> **WHAT TO DO**:
Leaving out the pictures, please retype each record exactly.

-- begin EXERCISE DATA --

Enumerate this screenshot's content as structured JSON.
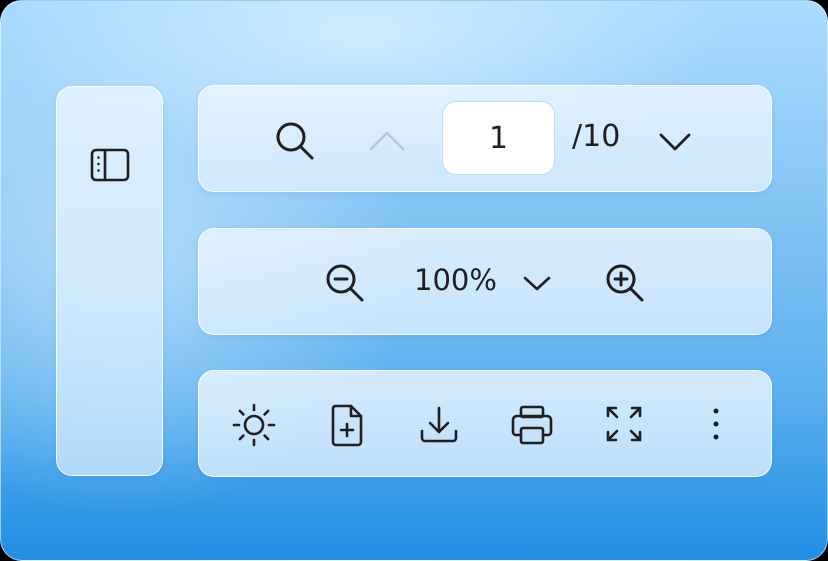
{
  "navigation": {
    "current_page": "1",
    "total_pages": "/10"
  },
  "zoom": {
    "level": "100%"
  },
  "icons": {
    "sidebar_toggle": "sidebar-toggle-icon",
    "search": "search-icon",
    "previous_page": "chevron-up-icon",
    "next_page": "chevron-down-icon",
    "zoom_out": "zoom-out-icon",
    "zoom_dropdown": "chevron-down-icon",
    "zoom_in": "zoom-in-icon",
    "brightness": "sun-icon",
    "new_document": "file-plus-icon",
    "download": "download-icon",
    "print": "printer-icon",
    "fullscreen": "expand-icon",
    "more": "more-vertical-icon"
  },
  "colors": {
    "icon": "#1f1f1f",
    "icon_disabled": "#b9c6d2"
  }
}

-- end EXERCISE DATA --

> **SOLUTION TO THIS EXERCISE**:
Enumerate this screenshot's content as structured JSON.
{
  "navigation": {
    "current_page": "1",
    "total_pages": "/10"
  },
  "zoom": {
    "level": "100%"
  },
  "icons": {
    "sidebar_toggle": "sidebar-toggle-icon",
    "search": "search-icon",
    "previous_page": "chevron-up-icon",
    "next_page": "chevron-down-icon",
    "zoom_out": "zoom-out-icon",
    "zoom_dropdown": "chevron-down-icon",
    "zoom_in": "zoom-in-icon",
    "brightness": "sun-icon",
    "new_document": "file-plus-icon",
    "download": "download-icon",
    "print": "printer-icon",
    "fullscreen": "expand-icon",
    "more": "more-vertical-icon"
  },
  "colors": {
    "icon": "#1f1f1f",
    "icon_disabled": "#b9c6d2"
  }
}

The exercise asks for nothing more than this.